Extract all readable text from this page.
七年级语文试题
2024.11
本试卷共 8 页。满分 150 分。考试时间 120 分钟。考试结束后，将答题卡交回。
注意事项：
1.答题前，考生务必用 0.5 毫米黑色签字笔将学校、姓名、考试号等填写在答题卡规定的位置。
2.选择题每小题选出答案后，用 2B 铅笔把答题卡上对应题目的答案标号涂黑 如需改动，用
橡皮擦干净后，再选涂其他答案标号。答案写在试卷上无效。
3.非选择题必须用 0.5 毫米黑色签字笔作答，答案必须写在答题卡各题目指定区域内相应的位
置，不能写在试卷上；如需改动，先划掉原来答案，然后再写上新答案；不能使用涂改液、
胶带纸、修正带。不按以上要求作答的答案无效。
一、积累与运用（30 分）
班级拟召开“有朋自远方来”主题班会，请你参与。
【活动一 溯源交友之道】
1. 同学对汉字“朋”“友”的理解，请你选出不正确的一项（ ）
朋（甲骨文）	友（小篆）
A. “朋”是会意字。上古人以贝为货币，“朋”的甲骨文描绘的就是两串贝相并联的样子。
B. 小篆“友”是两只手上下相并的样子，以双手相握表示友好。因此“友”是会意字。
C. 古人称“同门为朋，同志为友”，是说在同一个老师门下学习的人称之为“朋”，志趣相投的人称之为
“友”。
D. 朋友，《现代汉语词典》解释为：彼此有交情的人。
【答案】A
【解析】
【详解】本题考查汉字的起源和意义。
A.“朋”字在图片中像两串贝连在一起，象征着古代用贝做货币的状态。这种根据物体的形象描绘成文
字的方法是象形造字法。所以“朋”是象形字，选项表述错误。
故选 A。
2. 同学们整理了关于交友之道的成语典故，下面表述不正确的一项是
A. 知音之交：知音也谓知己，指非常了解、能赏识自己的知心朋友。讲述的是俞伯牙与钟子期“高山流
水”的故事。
□ □ □ □ □ □ □
*Given instruction:*
Copy out every line holding the string "如需改动".

*Reply:*
2.选择题每小题选出答案后，用 2B 铅笔把答题卡上对应题目的答案标号涂黑 如需改动，用
置，不能写在试卷上；如需改动，先划掉原来答案，然后再写上新答案；不能使用涂改液、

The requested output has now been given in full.